> [The exercise] Spot each line that carries the word "diameter"; copy those lines.

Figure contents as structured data
•••

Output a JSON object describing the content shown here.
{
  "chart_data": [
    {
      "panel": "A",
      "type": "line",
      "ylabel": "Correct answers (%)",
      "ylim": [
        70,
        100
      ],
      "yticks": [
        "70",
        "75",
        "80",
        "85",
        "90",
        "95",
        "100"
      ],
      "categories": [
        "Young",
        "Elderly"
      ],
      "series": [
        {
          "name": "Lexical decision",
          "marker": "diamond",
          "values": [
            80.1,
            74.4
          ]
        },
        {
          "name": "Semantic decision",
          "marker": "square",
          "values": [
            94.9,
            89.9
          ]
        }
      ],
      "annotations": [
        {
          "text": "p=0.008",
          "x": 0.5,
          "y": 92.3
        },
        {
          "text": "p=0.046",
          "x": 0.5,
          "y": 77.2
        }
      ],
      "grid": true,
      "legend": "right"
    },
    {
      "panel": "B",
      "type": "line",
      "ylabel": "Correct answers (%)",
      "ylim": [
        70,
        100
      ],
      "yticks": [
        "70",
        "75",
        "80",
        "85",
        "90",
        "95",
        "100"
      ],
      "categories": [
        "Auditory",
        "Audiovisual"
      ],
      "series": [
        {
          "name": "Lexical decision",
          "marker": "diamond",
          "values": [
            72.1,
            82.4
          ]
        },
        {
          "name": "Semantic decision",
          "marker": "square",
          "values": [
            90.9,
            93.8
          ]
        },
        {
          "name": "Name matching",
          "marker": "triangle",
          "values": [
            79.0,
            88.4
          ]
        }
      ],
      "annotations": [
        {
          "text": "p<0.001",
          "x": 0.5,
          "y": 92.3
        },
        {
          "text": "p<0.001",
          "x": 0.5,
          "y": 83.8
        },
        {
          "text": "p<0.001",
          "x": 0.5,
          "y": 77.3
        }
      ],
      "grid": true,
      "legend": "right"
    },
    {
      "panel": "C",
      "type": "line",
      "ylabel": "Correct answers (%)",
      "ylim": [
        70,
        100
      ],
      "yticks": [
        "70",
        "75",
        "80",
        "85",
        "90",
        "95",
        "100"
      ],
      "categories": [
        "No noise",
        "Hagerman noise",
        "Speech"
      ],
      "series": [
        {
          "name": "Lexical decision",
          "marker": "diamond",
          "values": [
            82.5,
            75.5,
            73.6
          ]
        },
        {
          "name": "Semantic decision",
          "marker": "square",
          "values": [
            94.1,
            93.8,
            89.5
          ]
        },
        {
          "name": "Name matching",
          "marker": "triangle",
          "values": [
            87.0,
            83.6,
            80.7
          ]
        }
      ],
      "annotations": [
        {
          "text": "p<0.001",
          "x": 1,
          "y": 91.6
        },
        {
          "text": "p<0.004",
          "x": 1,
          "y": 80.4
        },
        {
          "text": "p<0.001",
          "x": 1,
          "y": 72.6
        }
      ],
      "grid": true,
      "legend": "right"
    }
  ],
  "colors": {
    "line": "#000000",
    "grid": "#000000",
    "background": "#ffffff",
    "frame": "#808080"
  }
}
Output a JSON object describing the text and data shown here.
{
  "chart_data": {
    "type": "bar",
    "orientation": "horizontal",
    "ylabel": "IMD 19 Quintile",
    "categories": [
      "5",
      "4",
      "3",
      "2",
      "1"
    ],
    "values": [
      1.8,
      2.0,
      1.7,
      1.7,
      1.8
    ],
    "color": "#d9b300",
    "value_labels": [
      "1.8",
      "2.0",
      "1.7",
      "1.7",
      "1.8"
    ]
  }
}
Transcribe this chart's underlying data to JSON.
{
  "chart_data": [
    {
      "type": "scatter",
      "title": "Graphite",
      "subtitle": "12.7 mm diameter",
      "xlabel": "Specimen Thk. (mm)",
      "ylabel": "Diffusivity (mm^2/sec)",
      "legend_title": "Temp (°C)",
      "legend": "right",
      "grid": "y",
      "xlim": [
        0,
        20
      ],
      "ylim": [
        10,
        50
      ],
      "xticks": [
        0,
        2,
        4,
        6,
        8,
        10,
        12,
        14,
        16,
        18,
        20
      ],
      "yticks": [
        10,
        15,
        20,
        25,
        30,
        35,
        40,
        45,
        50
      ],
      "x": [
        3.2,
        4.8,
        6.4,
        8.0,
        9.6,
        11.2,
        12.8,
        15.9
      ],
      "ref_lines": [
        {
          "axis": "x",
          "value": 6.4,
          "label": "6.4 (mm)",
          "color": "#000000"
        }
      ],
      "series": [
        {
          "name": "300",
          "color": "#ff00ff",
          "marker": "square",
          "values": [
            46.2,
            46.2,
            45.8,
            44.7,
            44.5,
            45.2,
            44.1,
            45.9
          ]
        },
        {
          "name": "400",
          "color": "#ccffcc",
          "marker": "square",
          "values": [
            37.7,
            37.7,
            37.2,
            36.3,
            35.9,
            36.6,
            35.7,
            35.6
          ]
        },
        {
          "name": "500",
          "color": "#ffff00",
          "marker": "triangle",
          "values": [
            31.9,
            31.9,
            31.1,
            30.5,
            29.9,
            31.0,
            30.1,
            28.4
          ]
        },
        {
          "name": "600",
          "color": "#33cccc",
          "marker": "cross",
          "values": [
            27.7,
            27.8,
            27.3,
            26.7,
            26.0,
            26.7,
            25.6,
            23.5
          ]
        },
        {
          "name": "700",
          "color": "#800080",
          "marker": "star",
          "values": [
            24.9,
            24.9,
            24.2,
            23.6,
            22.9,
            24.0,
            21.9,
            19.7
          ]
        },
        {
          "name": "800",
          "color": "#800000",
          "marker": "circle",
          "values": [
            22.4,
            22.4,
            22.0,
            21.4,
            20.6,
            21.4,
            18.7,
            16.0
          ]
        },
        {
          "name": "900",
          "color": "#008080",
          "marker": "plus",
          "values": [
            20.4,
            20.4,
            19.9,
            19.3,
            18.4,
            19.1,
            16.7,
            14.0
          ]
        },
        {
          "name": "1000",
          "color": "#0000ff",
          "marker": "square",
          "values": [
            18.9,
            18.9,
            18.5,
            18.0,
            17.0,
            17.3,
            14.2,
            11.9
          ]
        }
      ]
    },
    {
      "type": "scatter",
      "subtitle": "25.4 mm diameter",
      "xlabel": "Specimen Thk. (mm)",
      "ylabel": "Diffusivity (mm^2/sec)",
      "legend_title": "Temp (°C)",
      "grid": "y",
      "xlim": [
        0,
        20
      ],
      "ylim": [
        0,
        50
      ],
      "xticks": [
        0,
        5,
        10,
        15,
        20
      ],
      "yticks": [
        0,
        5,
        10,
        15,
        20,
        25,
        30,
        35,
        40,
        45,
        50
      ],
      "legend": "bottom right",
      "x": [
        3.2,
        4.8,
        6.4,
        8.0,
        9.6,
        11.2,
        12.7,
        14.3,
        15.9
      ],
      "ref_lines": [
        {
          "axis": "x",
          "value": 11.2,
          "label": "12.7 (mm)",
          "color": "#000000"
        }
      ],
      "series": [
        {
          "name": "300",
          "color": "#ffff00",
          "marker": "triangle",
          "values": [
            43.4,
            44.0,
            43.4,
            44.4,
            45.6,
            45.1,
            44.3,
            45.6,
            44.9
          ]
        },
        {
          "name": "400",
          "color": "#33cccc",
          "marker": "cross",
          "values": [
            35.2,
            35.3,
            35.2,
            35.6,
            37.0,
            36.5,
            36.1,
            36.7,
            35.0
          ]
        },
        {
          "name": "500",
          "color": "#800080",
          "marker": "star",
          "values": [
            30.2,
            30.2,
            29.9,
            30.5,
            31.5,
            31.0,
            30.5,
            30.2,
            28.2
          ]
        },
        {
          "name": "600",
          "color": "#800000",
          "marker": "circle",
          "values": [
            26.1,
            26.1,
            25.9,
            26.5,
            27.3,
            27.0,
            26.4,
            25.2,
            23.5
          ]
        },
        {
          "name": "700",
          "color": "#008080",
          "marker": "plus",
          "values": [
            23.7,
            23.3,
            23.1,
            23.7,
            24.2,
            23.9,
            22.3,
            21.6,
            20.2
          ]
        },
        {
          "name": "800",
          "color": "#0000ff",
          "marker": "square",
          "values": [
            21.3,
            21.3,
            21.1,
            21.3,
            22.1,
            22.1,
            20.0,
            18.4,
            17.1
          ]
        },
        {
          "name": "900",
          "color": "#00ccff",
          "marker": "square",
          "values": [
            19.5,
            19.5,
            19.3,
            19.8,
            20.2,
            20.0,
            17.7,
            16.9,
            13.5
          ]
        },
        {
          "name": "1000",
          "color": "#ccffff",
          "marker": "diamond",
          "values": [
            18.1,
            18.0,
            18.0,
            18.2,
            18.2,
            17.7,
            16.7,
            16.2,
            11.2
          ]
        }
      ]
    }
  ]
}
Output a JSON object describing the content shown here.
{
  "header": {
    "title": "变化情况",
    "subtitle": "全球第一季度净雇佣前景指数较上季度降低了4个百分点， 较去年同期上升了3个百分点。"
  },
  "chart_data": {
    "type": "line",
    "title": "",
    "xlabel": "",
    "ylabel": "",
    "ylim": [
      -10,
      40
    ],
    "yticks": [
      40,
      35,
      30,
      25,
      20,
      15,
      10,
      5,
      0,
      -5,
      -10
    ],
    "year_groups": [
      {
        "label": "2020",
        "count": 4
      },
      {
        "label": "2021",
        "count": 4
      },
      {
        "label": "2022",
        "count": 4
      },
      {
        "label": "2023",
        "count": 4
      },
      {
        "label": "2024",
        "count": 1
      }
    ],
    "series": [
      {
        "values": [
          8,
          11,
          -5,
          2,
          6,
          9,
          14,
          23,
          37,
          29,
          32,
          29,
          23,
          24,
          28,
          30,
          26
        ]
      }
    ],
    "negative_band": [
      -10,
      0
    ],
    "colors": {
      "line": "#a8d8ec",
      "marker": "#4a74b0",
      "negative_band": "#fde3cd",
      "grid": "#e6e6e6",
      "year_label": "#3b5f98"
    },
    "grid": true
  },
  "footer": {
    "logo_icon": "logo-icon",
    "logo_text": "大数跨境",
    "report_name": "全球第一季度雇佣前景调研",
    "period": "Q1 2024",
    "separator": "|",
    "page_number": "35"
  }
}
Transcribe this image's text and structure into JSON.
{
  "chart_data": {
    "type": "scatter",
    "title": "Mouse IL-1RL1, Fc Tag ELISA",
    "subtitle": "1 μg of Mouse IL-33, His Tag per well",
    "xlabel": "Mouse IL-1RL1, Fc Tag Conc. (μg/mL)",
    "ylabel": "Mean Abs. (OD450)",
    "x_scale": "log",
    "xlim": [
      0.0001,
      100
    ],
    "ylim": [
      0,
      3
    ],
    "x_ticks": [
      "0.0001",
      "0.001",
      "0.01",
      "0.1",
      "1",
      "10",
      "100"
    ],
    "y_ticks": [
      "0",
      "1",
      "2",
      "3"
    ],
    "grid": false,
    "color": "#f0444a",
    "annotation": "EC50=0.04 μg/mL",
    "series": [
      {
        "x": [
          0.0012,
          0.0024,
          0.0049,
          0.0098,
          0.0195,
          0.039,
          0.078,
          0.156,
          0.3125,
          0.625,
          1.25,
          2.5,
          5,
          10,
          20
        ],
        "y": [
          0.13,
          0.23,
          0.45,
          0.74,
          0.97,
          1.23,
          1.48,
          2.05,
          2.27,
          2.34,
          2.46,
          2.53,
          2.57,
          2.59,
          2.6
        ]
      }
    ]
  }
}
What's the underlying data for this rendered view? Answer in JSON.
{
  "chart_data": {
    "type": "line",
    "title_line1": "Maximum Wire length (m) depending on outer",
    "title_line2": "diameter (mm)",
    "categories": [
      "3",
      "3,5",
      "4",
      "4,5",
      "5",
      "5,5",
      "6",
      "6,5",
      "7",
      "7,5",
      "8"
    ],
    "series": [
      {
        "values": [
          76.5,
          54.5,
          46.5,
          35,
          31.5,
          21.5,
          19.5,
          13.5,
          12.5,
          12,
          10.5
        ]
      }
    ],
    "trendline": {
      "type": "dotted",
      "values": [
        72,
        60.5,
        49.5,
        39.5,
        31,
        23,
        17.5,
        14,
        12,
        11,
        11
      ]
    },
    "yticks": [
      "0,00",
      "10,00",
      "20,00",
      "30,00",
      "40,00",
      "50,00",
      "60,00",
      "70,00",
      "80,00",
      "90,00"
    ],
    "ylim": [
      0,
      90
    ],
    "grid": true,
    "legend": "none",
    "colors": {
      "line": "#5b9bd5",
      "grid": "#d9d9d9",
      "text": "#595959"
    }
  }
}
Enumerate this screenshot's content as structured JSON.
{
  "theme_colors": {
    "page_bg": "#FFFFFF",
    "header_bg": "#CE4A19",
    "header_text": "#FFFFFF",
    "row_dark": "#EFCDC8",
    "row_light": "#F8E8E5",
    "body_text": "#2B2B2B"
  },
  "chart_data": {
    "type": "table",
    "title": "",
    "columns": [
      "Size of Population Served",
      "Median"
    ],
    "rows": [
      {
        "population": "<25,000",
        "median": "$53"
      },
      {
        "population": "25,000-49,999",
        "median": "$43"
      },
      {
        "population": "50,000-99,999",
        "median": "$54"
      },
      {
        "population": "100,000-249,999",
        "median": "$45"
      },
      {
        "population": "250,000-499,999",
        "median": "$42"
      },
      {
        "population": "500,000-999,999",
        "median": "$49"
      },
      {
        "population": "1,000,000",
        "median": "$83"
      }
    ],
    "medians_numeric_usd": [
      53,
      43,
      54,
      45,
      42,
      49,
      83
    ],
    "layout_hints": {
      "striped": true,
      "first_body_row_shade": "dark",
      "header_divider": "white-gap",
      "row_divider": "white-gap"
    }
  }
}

•••

> [Output for this exercise]
      "subtitle": "12.7 mm diameter",
      "subtitle": "25.4 mm diameter",
    "title_line2": "diameter (mm)",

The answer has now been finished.